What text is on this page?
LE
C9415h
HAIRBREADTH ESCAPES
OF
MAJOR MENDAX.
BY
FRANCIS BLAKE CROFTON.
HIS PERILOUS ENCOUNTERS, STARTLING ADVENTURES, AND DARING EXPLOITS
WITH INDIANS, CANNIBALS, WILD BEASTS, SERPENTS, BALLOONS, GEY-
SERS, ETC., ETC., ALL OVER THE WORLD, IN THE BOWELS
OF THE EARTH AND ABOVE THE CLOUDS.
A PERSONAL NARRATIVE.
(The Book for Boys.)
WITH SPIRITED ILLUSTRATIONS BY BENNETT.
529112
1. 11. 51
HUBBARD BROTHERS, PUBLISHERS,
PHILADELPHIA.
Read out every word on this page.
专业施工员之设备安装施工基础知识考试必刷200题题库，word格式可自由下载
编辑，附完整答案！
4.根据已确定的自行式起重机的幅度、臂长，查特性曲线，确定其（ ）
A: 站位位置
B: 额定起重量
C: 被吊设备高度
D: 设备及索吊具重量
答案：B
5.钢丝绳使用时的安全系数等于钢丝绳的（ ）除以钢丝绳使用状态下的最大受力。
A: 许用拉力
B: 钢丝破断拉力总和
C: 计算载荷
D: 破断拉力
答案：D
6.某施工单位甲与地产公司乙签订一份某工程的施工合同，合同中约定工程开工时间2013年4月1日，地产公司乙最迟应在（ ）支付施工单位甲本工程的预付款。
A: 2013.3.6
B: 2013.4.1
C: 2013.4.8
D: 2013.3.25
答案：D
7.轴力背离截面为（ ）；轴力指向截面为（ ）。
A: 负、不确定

--

Go through the material above and copy each line that has the word "page".

What text is on this page?
Read out every word on this page.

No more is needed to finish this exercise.